→ **Directions for this task**
The entries follow. Copy every line in which "header" appears.
::::
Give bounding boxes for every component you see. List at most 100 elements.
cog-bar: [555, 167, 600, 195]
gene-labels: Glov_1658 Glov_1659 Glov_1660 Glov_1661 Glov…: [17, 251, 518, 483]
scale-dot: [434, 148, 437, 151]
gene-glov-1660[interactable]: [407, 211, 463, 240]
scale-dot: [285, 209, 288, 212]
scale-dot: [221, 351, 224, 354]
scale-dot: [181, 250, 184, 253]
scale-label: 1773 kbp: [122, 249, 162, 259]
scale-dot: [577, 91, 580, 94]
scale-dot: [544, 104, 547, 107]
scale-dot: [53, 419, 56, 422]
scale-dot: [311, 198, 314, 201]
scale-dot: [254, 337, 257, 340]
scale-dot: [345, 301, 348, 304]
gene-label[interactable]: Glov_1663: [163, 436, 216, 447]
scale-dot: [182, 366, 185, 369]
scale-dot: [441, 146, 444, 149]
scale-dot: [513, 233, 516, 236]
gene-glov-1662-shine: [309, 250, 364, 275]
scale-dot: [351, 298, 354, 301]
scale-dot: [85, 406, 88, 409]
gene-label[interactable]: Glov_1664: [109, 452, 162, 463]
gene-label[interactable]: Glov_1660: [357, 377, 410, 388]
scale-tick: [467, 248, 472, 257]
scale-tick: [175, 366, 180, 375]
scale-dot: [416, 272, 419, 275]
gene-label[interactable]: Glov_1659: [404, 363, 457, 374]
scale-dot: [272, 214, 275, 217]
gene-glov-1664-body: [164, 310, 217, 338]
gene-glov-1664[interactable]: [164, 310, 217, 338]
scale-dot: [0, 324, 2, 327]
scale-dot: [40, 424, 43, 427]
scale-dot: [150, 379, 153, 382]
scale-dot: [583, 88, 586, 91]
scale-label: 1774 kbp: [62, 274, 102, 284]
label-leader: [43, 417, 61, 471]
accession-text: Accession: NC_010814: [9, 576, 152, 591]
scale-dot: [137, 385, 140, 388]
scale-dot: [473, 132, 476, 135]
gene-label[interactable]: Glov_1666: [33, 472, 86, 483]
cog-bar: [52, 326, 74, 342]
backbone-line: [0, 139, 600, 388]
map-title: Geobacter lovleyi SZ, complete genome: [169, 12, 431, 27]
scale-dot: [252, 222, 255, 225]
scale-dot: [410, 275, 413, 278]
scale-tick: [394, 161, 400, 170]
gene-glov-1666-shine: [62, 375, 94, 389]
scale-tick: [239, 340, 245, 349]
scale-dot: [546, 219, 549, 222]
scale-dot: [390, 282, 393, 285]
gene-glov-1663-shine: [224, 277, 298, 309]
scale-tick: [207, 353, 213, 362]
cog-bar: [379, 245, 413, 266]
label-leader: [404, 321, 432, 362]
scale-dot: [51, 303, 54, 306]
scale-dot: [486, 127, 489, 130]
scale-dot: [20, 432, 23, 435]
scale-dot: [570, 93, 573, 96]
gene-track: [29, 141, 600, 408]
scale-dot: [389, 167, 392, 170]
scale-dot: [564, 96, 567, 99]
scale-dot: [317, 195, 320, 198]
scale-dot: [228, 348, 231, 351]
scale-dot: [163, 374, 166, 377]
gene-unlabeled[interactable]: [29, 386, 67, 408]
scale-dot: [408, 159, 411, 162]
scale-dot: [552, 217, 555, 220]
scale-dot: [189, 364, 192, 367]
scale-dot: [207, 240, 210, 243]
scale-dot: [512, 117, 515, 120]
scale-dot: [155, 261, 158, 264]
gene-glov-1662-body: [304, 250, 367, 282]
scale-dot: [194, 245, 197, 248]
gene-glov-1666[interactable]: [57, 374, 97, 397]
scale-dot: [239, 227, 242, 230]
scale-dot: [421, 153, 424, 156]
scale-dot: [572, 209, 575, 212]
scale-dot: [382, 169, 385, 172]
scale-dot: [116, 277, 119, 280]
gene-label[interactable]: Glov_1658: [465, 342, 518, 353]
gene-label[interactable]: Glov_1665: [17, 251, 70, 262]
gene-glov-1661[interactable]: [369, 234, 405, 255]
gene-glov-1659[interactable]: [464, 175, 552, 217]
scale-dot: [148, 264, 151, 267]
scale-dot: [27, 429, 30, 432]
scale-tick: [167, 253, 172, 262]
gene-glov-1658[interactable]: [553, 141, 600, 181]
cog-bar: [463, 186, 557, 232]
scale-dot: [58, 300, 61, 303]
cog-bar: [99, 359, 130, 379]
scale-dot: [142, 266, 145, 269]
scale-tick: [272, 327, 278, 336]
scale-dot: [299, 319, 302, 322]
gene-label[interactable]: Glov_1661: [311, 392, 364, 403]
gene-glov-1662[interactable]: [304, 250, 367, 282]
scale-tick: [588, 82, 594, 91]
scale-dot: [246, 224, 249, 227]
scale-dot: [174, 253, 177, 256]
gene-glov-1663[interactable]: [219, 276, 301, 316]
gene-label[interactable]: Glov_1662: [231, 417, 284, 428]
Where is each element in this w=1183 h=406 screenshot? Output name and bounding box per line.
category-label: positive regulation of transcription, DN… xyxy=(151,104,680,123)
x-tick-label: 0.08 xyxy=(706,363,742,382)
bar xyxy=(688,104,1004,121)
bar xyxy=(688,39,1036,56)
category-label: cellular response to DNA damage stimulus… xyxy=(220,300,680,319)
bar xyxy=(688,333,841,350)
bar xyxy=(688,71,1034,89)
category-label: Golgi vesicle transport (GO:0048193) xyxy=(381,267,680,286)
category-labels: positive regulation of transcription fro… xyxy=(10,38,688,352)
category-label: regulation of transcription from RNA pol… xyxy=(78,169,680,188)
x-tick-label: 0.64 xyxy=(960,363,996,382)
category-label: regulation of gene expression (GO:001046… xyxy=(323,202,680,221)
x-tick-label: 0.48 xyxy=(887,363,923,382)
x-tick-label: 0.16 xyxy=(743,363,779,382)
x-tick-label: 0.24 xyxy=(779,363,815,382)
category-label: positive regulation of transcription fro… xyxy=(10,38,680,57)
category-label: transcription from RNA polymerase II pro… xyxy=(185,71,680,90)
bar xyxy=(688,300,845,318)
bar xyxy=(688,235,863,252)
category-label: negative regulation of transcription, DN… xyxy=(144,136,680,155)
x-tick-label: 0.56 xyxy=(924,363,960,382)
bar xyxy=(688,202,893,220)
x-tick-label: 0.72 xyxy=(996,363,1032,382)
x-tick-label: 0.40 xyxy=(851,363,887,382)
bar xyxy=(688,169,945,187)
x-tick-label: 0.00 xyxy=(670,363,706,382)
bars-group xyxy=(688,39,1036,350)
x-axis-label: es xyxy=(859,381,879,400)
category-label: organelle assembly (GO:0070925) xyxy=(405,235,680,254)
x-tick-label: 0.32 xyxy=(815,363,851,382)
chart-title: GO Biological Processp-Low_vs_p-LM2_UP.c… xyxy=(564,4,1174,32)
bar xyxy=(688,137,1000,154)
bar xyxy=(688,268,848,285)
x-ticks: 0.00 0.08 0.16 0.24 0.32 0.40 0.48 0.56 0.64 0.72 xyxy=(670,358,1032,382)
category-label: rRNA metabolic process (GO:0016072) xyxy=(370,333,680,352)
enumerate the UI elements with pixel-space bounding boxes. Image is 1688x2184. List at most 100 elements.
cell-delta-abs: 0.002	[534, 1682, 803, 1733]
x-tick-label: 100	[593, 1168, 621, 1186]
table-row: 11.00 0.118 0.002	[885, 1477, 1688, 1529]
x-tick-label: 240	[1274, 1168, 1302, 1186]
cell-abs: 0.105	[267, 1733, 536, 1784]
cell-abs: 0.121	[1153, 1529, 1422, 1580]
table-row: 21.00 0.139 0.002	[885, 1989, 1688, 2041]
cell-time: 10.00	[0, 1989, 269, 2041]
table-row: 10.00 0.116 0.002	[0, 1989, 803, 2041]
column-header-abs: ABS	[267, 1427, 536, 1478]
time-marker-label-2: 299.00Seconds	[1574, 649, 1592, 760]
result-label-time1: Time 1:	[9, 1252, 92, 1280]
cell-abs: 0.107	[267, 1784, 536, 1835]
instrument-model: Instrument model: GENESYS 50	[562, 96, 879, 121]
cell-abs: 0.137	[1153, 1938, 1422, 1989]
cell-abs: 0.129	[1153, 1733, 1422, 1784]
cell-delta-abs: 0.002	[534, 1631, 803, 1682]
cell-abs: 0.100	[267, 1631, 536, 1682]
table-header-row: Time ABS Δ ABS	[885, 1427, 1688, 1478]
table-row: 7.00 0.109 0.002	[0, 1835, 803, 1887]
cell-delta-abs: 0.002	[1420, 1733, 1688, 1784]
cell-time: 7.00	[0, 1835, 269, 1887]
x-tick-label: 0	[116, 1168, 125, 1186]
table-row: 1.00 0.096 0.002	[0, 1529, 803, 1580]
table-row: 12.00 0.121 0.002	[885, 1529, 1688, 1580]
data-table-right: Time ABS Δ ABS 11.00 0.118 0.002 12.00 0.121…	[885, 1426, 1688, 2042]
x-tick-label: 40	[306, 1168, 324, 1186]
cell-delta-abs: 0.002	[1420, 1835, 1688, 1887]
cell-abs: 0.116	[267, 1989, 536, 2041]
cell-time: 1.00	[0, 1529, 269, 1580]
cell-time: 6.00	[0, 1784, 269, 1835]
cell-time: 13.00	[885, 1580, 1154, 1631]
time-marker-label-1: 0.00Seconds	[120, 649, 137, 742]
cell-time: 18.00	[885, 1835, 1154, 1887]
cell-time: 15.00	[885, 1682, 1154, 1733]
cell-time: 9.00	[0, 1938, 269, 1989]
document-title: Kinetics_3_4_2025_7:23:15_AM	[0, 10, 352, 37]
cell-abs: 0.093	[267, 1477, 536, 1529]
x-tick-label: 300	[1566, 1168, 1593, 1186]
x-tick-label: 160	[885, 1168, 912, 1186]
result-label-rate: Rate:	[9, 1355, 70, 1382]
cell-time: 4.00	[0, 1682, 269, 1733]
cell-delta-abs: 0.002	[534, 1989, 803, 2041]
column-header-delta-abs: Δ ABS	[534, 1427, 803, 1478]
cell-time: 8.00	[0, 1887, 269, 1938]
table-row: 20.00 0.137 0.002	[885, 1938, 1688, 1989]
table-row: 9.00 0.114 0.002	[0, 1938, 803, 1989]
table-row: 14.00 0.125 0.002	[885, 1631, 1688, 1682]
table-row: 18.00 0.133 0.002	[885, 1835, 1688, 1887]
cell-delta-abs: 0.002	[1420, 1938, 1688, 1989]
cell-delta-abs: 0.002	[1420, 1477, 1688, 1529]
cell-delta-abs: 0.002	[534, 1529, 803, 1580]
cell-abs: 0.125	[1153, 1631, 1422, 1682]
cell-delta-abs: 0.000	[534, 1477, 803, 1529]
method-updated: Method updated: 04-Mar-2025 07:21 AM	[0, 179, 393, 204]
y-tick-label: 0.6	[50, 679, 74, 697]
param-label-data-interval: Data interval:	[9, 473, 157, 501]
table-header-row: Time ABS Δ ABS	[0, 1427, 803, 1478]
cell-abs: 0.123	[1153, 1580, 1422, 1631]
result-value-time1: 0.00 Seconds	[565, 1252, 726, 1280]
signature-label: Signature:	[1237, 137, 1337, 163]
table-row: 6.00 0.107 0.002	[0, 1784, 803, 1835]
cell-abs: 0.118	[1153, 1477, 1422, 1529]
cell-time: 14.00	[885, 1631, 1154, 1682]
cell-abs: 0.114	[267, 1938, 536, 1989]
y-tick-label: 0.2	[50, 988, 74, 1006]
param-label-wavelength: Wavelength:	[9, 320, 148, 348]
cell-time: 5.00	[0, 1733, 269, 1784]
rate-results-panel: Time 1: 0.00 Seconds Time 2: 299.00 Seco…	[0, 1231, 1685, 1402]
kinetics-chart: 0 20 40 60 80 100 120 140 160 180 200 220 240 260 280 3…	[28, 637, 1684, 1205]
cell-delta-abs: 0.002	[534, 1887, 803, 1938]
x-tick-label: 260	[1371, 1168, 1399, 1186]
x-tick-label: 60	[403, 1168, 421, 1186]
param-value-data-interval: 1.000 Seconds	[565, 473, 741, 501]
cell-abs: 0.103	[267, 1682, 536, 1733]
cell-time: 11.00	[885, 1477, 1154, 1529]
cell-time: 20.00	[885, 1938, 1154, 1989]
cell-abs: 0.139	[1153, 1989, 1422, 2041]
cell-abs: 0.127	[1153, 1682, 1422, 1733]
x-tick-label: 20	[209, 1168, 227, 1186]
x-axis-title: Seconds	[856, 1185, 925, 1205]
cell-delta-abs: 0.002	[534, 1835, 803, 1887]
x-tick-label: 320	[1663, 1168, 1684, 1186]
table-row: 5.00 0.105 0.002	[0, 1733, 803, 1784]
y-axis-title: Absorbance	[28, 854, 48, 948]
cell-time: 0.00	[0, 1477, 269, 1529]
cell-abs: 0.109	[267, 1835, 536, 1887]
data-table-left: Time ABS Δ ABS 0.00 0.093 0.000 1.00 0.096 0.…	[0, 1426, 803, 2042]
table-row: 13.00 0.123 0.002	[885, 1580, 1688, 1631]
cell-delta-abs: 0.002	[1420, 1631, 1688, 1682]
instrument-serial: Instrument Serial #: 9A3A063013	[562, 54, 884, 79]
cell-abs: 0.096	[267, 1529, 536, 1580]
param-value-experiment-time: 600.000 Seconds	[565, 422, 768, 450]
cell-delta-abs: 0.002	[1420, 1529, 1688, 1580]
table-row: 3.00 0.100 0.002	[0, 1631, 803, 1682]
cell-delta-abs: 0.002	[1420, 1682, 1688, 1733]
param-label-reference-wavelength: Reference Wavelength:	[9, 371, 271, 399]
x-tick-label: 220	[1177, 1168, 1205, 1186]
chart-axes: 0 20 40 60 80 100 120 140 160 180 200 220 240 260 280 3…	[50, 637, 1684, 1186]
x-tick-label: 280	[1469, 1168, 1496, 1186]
::::
→ **Written answer**
column-header-abs: ABS	[267, 1427, 536, 1478]
table-header-row: Time ABS Δ ABS	[885, 1427, 1688, 1478]
column-header-delta-abs: Δ ABS	[534, 1427, 803, 1478]
table-header-row: Time ABS Δ ABS	[0, 1427, 803, 1478]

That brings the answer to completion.